_OBJECTIVE_
Repeat each line of the material exactly.

[Data excerpts]
________________

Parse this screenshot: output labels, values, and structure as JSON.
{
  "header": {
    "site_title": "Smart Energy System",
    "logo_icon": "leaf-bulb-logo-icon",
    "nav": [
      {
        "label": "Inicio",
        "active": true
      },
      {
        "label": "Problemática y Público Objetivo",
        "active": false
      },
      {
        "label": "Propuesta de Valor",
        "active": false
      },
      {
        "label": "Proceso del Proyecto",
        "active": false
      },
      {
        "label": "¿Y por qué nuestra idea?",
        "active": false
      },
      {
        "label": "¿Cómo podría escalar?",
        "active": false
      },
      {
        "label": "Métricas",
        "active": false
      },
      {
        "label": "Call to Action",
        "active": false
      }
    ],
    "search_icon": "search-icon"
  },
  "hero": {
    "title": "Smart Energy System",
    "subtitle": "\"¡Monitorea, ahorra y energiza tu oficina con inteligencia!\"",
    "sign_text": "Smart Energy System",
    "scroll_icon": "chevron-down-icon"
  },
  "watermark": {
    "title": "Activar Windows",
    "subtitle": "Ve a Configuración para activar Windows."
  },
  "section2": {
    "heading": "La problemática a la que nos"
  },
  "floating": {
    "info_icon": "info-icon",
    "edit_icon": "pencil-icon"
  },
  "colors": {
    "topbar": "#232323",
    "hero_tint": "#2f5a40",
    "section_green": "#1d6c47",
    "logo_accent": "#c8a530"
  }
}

________________

_SOLUTION FOR THIS TASK_
Parse this screenshot: output labels, values, and structure as JSON.
{
  "header": {
    "site_title": "Smart Energy System",
    "logo_icon": "leaf-bulb-logo-icon",
    "nav": [
      {
        "label": "Inicio",
        "active": true
      },
      {
        "label": "Problemática y Público Objetivo",
        "active": false
      },
      {
        "label": "Propuesta de Valor",
        "active": false
      },
      {
        "label": "Proceso del Proyecto",
        "active": false
      },
      {
        "label": "¿Y por qué nuestra idea?",
        "active": false
      },
      {
        "label": "¿Cómo podría escalar?",
        "active": false
      },
      {
        "label": "Métricas",
        "active": false
      },
      {
        "label": "Call to Action",
        "active": false
      }
    ],
    "search_icon": "search-icon"
  },
  "hero": {
    "title": "Smart Energy System",
    "subtitle": "\"¡Monitorea, ahorra y energiza tu oficina con inteligencia!\"",
    "sign_text": "Smart Energy System",
    "scroll_icon": "chevron-down-icon"
  },
  "watermark": {
    "title": "Activar Windows",
    "subtitle": "Ve a Configuración para activar Windows."
  },
  "section2": {
    "heading": "La problemática a la que nos"
  },
  "floating": {
    "info_icon": "info-icon",
    "edit_icon": "pencil-icon"
  },
  "colors": {
    "topbar": "#232323",
    "hero_tint": "#2f5a40",
    "section_green": "#1d6c47",
    "logo_accent": "#c8a530"
  }
}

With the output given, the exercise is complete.